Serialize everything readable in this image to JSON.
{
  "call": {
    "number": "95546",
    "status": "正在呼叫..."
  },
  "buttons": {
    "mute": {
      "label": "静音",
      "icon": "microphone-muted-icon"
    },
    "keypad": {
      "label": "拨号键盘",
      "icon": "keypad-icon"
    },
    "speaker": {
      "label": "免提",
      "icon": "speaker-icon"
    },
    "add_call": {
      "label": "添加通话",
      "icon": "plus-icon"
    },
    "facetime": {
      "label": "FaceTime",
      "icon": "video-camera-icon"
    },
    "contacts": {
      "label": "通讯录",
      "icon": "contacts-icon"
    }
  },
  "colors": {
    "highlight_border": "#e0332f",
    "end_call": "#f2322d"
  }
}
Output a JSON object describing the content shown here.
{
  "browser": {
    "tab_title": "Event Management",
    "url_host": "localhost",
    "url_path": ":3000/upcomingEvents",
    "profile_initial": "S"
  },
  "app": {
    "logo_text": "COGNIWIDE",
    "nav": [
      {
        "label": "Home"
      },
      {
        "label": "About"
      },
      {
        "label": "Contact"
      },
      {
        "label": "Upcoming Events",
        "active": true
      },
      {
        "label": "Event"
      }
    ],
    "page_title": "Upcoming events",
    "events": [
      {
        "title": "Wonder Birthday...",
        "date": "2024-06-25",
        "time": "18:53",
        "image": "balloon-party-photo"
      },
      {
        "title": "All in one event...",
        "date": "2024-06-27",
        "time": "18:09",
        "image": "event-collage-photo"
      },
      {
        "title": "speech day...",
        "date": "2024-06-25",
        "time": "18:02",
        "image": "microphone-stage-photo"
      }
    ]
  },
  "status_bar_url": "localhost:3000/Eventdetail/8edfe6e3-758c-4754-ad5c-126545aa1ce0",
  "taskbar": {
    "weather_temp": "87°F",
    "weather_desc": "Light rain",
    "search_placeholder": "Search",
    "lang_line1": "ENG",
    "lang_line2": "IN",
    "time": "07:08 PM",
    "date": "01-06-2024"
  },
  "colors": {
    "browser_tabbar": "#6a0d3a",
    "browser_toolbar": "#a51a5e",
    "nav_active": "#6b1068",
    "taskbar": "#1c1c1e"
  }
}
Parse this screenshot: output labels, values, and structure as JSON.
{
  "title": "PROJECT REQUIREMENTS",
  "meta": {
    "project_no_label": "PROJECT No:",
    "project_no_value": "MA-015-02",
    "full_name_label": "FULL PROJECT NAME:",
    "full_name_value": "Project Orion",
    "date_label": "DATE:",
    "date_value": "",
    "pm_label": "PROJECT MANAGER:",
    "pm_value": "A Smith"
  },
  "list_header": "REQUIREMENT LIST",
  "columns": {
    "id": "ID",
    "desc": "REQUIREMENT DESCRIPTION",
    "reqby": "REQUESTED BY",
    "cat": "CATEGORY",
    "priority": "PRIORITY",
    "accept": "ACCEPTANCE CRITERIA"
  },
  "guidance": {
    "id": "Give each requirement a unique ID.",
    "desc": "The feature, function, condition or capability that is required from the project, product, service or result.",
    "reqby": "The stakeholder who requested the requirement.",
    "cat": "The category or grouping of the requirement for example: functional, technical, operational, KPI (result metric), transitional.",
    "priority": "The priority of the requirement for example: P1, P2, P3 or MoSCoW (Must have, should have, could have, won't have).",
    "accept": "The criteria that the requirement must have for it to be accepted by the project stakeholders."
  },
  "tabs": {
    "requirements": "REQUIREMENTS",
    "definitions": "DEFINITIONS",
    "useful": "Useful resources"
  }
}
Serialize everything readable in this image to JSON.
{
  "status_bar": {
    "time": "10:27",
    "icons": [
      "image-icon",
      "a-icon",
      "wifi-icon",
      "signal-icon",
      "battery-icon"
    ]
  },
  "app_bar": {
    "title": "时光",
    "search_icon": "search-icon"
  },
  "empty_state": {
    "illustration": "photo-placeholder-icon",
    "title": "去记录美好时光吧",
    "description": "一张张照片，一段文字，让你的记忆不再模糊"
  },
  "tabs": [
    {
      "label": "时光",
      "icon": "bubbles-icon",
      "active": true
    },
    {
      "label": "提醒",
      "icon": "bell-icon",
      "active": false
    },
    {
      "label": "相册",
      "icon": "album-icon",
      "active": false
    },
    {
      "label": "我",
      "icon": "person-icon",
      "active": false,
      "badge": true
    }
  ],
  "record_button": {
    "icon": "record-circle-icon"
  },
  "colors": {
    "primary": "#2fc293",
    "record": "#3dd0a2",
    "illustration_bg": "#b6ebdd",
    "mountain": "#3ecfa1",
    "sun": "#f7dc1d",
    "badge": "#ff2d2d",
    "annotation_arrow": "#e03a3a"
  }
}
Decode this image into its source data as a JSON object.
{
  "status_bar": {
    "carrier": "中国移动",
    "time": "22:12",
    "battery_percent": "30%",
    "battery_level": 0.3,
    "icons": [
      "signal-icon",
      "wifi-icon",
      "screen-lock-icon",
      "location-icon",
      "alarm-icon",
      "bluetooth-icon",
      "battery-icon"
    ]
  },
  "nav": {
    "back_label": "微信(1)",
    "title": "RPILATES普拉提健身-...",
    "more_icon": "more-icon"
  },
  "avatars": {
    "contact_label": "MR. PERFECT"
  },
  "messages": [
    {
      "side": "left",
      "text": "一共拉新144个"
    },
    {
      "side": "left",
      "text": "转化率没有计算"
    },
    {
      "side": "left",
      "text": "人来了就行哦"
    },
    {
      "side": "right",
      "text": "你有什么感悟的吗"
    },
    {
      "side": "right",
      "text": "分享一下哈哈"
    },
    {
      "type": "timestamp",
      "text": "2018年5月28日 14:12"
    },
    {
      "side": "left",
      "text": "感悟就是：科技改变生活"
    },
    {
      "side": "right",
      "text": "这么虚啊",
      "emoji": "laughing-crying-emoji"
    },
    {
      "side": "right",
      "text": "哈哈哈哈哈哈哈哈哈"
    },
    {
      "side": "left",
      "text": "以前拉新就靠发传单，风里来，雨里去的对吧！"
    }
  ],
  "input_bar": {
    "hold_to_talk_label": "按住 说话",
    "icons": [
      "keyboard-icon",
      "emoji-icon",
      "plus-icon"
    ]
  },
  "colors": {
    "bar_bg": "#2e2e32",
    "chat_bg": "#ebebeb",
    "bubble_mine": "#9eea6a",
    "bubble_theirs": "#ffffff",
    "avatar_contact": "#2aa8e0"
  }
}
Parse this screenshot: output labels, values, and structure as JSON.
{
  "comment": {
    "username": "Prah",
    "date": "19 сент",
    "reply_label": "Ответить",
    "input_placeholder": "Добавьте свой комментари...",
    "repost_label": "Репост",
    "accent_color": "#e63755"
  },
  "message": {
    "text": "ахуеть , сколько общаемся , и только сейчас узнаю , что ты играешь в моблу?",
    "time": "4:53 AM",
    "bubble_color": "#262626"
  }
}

============================================================

Take the records above and return them exactly as written.

- [Worked answer]
Serialize everything readable in this image to JSON.
{
  "call": {
    "number": "95546",
    "status": "正在呼叫..."
  },
  "buttons": {
    "mute": {
      "label": "静音",
      "icon": "microphone-muted-icon"
    },
    "keypad": {
      "label": "拨号键盘",
      "icon": "keypad-icon"
    },
    "speaker": {
      "label": "免提",
      "icon": "speaker-icon"
    },
    "add_call": {
      "label": "添加通话",
      "icon": "plus-icon"
    },
    "facetime": {
      "label": "FaceTime",
      "icon": "video-camera-icon"
    },
    "contacts": {
      "label": "通讯录",
      "icon": "contacts-icon"
    }
  },
  "colors": {
    "highlight_border": "#e0332f",
    "end_call": "#f2322d"
  }
}
Output a JSON object describing the content shown here.
{
  "browser": {
    "tab_title": "Event Management",
    "url_host": "localhost",
    "url_path": ":3000/upcomingEvents",
    "profile_initial": "S"
  },
  "app": {
    "logo_text": "COGNIWIDE",
    "nav": [
      {
        "label": "Home"
      },
      {
        "label": "About"
      },
      {
        "label": "Contact"
      },
      {
        "label": "Upcoming Events",
        "active": true
      },
      {
        "label": "Event"
      }
    ],
    "page_title": "Upcoming events",
    "events": [
      {
        "title": "Wonder Birthday...",
        "date": "2024-06-25",
        "time": "18:53",
        "image": "balloon-party-photo"
      },
      {
        "title": "All in one event...",
        "date": "2024-06-27",
        "time": "18:09",
        "image": "event-collage-photo"
      },
      {
        "title": "speech day...",
        "date": "2024-06-25",
        "time": "18:02",
        "image": "microphone-stage-photo"
      }
    ]
  },
  "status_bar_url": "localhost:3000/Eventdetail/8edfe6e3-758c-4754-ad5c-126545aa1ce0",
  "taskbar": {
    "weather_temp": "87°F",
    "weather_desc": "Light rain",
    "search_placeholder": "Search",
    "lang_line1": "ENG",
    "lang_line2": "IN",
    "time": "07:08 PM",
    "date": "01-06-2024"
  },
  "colors": {
    "browser_tabbar": "#6a0d3a",
    "browser_toolbar": "#a51a5e",
    "nav_active": "#6b1068",
    "taskbar": "#1c1c1e"
  }
}
Parse this screenshot: output labels, values, and structure as JSON.
{
  "title": "PROJECT REQUIREMENTS",
  "meta": {
    "project_no_label": "PROJECT No:",
    "project_no_value": "MA-015-02",
    "full_name_label": "FULL PROJECT NAME:",
    "full_name_value": "Project Orion",
    "date_label": "DATE:",
    "date_value": "",
    "pm_label": "PROJECT MANAGER:",
    "pm_value": "A Smith"
  },
  "list_header": "REQUIREMENT LIST",
  "columns": {
    "id": "ID",
    "desc": "REQUIREMENT DESCRIPTION",
    "reqby": "REQUESTED BY",
    "cat": "CATEGORY",
    "priority": "PRIORITY",
    "accept": "ACCEPTANCE CRITERIA"
  },
  "guidance": {
    "id": "Give each requirement a unique ID.",
    "desc": "The feature, function, condition or capability that is required from the project, product, service or result.",
    "reqby": "The stakeholder who requested the requirement.",
    "cat": "The category or grouping of the requirement for example: functional, technical, operational, KPI (result metric), transitional.",
    "priority": "The priority of the requirement for example: P1, P2, P3 or MoSCoW (Must have, should have, could have, won't have).",
    "accept": "The criteria that the requirement must have for it to be accepted by the project stakeholders."
  },
  "tabs": {
    "requirements": "REQUIREMENTS",
    "definitions": "DEFINITIONS",
    "useful": "Useful resources"
  }
}
Serialize everything readable in this image to JSON.
{
  "status_bar": {
    "time": "10:27",
    "icons": [
      "image-icon",
      "a-icon",
      "wifi-icon",
      "signal-icon",
      "battery-icon"
    ]
  },
  "app_bar": {
    "title": "时光",
    "search_icon": "search-icon"
  },
  "empty_state": {
    "illustration": "photo-placeholder-icon",
    "title": "去记录美好时光吧",
    "description": "一张张照片，一段文字，让你的记忆不再模糊"
  },
  "tabs": [
    {
      "label": "时光",
      "icon": "bubbles-icon",
      "active": true
    },
    {
      "label": "提醒",
      "icon": "bell-icon",
      "active": false
    },
    {
      "label": "相册",
      "icon": "album-icon",
      "active": false
    },
    {
      "label": "我",
      "icon": "person-icon",
      "active": false,
      "badge": true
    }
  ],
  "record_button": {
    "icon": "record-circle-icon"
  },
  "colors": {
    "primary": "#2fc293",
    "record": "#3dd0a2",
    "illustration_bg": "#b6ebdd",
    "mountain": "#3ecfa1",
    "sun": "#f7dc1d",
    "badge": "#ff2d2d",
    "annotation_arrow": "#e03a3a"
  }
}
Decode this image into its source data as a JSON object.
{
  "status_bar": {
    "carrier": "中国移动",
    "time": "22:12",
    "battery_percent": "30%",
    "battery_level": 0.3,
    "icons": [
      "signal-icon",
      "wifi-icon",
      "screen-lock-icon",
      "location-icon",
      "alarm-icon",
      "bluetooth-icon",
      "battery-icon"
    ]
  },
  "nav": {
    "back_label": "微信(1)",
    "title": "RPILATES普拉提健身-...",
    "more_icon": "more-icon"
  },
  "avatars": {
    "contact_label": "MR. PERFECT"
  },
  "messages": [
    {
      "side": "left",
      "text": "一共拉新144个"
    },
    {
      "side": "left",
      "text": "转化率没有计算"
    },
    {
      "side": "left",
      "text": "人来了就行哦"
    },
    {
      "side": "right",
      "text": "你有什么感悟的吗"
    },
    {
      "side": "right",
      "text": "分享一下哈哈"
    },
    {
      "type": "timestamp",
      "text": "2018年5月28日 14:12"
    },
    {
      "side": "left",
      "text": "感悟就是：科技改变生活"
    },
    {
      "side": "right",
      "text": "这么虚啊",
      "emoji": "laughing-crying-emoji"
    },
    {
      "side": "right",
      "text": "哈哈哈哈哈哈哈哈哈"
    },
    {
      "side": "left",
      "text": "以前拉新就靠发传单，风里来，雨里去的对吧！"
    }
  ],
  "input_bar": {
    "hold_to_talk_label": "按住 说话",
    "icons": [
      "keyboard-icon",
      "emoji-icon",
      "plus-icon"
    ]
  },
  "colors": {
    "bar_bg": "#2e2e32",
    "chat_bg": "#ebebeb",
    "bubble_mine": "#9eea6a",
    "bubble_theirs": "#ffffff",
    "avatar_contact": "#2aa8e0"
  }
}
Parse this screenshot: output labels, values, and structure as JSON.
{
  "comment": {
    "username": "Prah",
    "date": "19 сент",
    "reply_label": "Ответить",
    "input_placeholder": "Добавьте свой комментари...",
    "repost_label": "Репост",
    "accent_color": "#e63755"
  },
  "message": {
    "text": "ахуеть , сколько общаемся , и только сейчас узнаю , что ты играешь в моблу?",
    "time": "4:53 AM",
    "bubble_color": "#262626"
  }
}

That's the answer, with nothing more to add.